• **WRITTEN TASK**
Find each line with the word "connector" and state how many there are, nothing more.

• **EXTRACTED INFORMATION**
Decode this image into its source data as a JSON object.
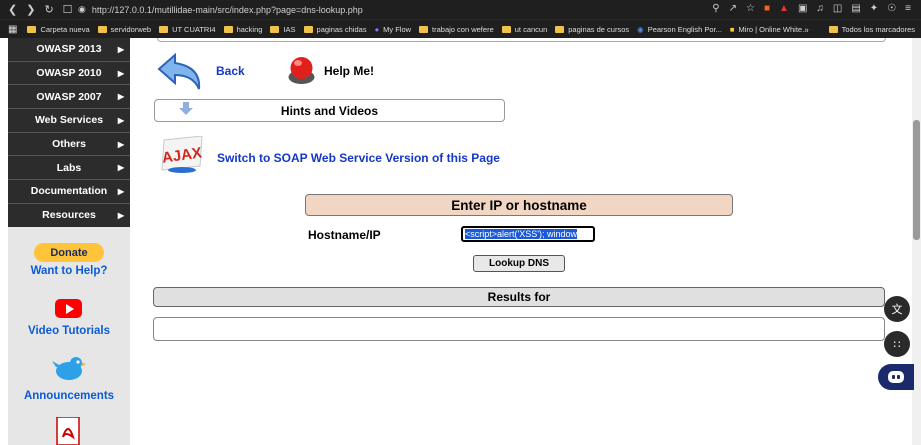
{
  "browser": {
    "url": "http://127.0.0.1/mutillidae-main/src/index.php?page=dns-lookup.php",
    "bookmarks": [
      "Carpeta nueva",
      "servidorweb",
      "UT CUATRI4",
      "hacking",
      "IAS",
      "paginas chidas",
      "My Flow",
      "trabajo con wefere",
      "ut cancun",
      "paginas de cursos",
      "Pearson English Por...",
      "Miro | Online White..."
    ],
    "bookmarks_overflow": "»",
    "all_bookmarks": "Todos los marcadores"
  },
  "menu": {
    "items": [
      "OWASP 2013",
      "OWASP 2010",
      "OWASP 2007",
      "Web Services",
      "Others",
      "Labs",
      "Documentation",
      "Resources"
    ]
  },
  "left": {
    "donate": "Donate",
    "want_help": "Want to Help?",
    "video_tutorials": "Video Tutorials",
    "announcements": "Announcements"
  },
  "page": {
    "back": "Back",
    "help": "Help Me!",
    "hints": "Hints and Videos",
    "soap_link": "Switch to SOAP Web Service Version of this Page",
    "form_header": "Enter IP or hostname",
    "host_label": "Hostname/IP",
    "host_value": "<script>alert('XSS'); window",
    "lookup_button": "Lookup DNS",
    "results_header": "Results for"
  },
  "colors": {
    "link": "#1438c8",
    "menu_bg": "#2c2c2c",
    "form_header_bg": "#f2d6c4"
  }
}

---

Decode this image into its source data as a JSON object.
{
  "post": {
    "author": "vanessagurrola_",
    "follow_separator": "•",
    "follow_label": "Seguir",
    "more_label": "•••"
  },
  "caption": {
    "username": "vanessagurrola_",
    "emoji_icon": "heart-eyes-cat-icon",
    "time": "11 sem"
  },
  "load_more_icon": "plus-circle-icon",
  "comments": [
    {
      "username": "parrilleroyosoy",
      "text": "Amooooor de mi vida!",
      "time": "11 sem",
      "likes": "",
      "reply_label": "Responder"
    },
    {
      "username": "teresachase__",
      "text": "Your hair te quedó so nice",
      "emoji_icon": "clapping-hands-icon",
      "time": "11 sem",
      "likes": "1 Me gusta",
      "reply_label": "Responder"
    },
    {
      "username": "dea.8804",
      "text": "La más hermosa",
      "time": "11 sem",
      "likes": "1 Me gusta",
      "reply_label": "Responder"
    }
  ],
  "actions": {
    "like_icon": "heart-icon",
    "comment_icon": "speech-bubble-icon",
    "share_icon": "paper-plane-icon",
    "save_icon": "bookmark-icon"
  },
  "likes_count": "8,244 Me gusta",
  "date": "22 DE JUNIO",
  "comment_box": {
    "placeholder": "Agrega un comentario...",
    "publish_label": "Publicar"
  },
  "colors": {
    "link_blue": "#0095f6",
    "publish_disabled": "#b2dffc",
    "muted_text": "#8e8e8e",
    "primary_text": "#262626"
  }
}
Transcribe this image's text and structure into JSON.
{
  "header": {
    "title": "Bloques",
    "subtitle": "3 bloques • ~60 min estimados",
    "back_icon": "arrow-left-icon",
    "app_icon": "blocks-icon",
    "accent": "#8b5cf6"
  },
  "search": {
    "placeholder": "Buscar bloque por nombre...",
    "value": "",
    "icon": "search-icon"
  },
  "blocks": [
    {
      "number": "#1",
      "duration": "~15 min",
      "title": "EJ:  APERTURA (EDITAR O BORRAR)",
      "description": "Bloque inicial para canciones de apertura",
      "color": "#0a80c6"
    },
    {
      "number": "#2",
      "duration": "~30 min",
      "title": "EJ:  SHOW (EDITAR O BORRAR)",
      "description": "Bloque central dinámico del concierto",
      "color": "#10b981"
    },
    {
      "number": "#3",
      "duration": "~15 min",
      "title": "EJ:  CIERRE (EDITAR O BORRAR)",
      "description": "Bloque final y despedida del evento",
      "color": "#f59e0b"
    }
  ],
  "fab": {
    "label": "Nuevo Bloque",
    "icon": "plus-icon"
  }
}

...

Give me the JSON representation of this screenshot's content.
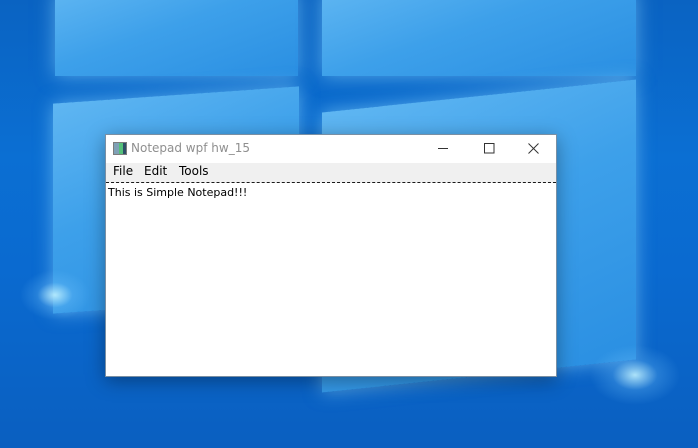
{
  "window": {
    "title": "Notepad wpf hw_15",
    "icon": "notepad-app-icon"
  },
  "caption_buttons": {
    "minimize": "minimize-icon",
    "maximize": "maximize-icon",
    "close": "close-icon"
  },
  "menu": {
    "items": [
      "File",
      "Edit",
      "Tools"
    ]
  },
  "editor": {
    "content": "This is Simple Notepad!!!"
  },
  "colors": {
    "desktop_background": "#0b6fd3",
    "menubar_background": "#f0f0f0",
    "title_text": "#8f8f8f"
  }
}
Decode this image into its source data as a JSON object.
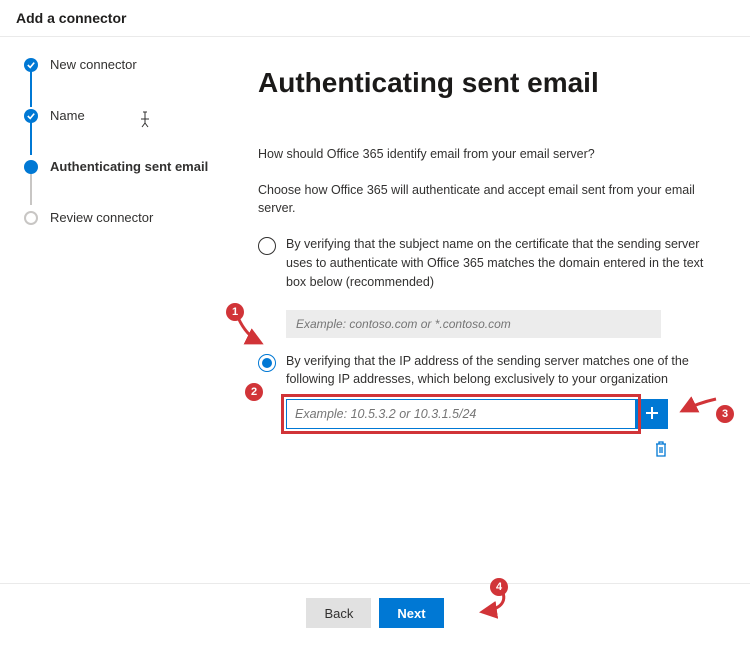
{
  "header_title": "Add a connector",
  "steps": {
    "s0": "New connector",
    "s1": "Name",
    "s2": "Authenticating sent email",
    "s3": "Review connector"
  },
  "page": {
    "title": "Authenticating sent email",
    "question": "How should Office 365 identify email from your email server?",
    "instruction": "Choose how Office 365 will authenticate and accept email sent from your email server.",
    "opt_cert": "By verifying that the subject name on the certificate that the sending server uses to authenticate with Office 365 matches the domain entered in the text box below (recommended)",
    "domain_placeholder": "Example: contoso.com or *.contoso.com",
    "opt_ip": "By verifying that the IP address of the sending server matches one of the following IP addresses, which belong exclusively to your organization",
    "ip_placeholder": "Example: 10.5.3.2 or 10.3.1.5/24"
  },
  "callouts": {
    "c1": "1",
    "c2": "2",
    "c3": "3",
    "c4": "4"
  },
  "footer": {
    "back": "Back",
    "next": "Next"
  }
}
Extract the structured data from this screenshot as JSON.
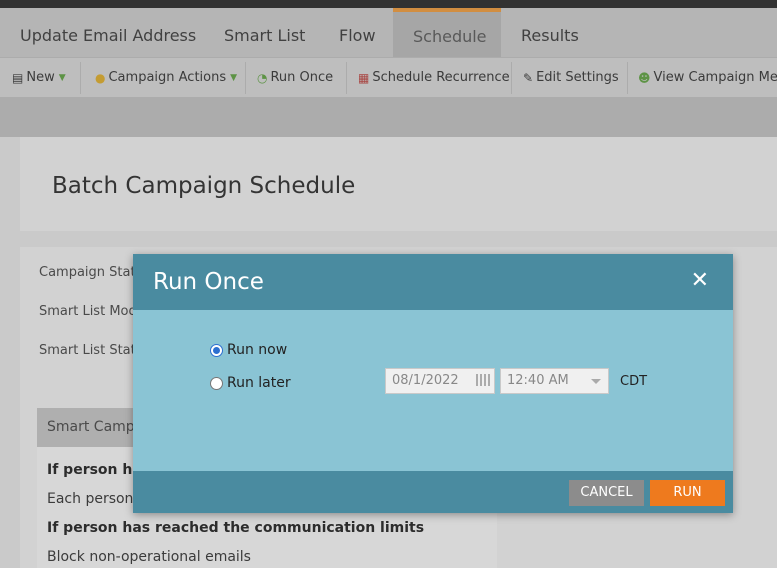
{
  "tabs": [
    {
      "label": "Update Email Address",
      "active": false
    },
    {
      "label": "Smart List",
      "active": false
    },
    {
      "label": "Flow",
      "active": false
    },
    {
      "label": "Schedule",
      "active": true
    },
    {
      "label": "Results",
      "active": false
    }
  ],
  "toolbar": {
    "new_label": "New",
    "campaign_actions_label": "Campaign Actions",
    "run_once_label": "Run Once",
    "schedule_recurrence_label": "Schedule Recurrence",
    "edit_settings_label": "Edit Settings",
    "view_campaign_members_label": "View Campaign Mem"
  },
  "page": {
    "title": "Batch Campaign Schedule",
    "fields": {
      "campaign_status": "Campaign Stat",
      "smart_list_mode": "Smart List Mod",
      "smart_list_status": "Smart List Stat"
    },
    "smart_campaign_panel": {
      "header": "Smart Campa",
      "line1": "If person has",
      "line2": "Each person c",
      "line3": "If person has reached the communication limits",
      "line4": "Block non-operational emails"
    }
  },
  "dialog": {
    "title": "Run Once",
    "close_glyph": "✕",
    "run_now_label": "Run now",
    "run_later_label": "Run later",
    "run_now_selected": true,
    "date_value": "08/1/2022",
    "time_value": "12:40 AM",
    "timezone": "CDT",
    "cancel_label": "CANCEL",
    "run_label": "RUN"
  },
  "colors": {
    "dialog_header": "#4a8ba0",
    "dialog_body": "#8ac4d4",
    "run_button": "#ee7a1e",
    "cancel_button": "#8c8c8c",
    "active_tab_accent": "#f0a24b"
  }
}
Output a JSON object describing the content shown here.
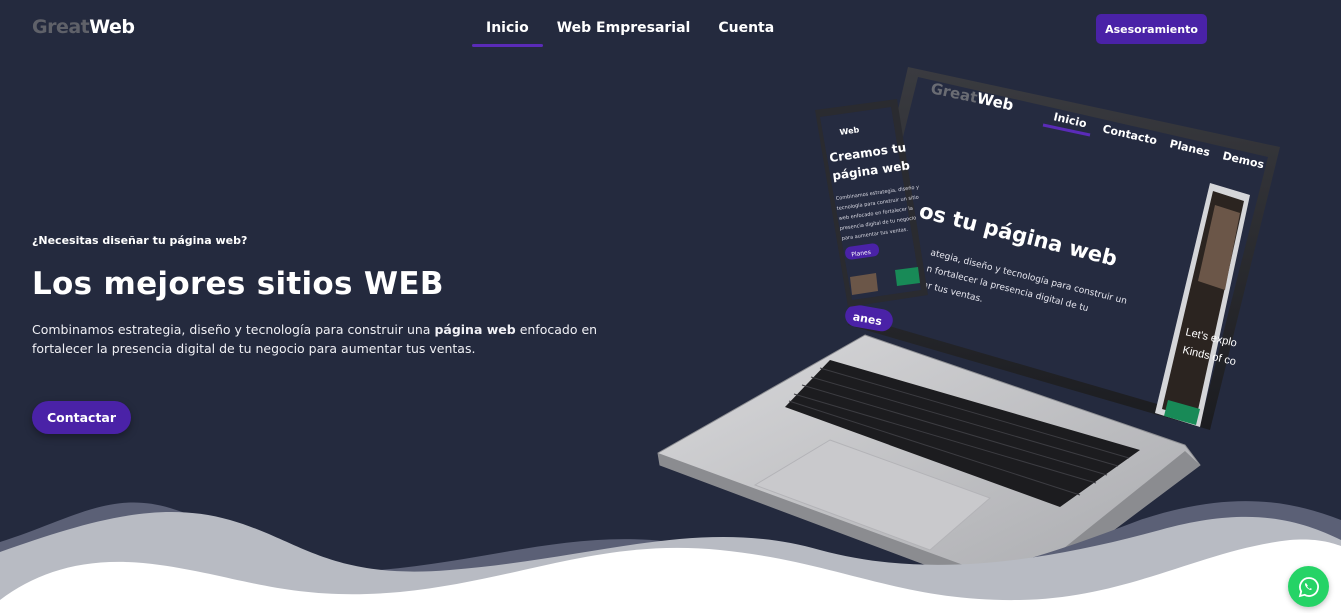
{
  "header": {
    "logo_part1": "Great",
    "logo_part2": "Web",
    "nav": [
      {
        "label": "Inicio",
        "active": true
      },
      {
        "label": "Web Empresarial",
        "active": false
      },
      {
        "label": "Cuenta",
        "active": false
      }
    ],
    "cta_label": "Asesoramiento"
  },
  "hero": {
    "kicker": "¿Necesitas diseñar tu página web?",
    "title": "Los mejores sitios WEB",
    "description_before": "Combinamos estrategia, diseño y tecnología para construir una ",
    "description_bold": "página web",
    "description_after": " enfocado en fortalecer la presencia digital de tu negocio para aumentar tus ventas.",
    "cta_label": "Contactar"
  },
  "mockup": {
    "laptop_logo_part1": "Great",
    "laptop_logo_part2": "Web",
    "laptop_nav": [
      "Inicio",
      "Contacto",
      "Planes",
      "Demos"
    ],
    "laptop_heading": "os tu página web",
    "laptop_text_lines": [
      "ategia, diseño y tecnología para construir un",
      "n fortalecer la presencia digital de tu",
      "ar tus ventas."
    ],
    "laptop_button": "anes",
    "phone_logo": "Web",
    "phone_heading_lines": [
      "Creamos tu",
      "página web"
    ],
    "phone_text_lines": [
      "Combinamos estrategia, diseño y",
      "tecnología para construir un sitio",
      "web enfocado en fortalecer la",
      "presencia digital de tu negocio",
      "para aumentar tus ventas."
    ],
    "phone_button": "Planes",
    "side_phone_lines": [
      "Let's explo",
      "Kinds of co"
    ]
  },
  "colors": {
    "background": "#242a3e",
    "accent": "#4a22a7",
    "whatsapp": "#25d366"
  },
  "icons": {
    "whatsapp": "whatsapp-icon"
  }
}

• **ANSWER TO THIS TASK**
3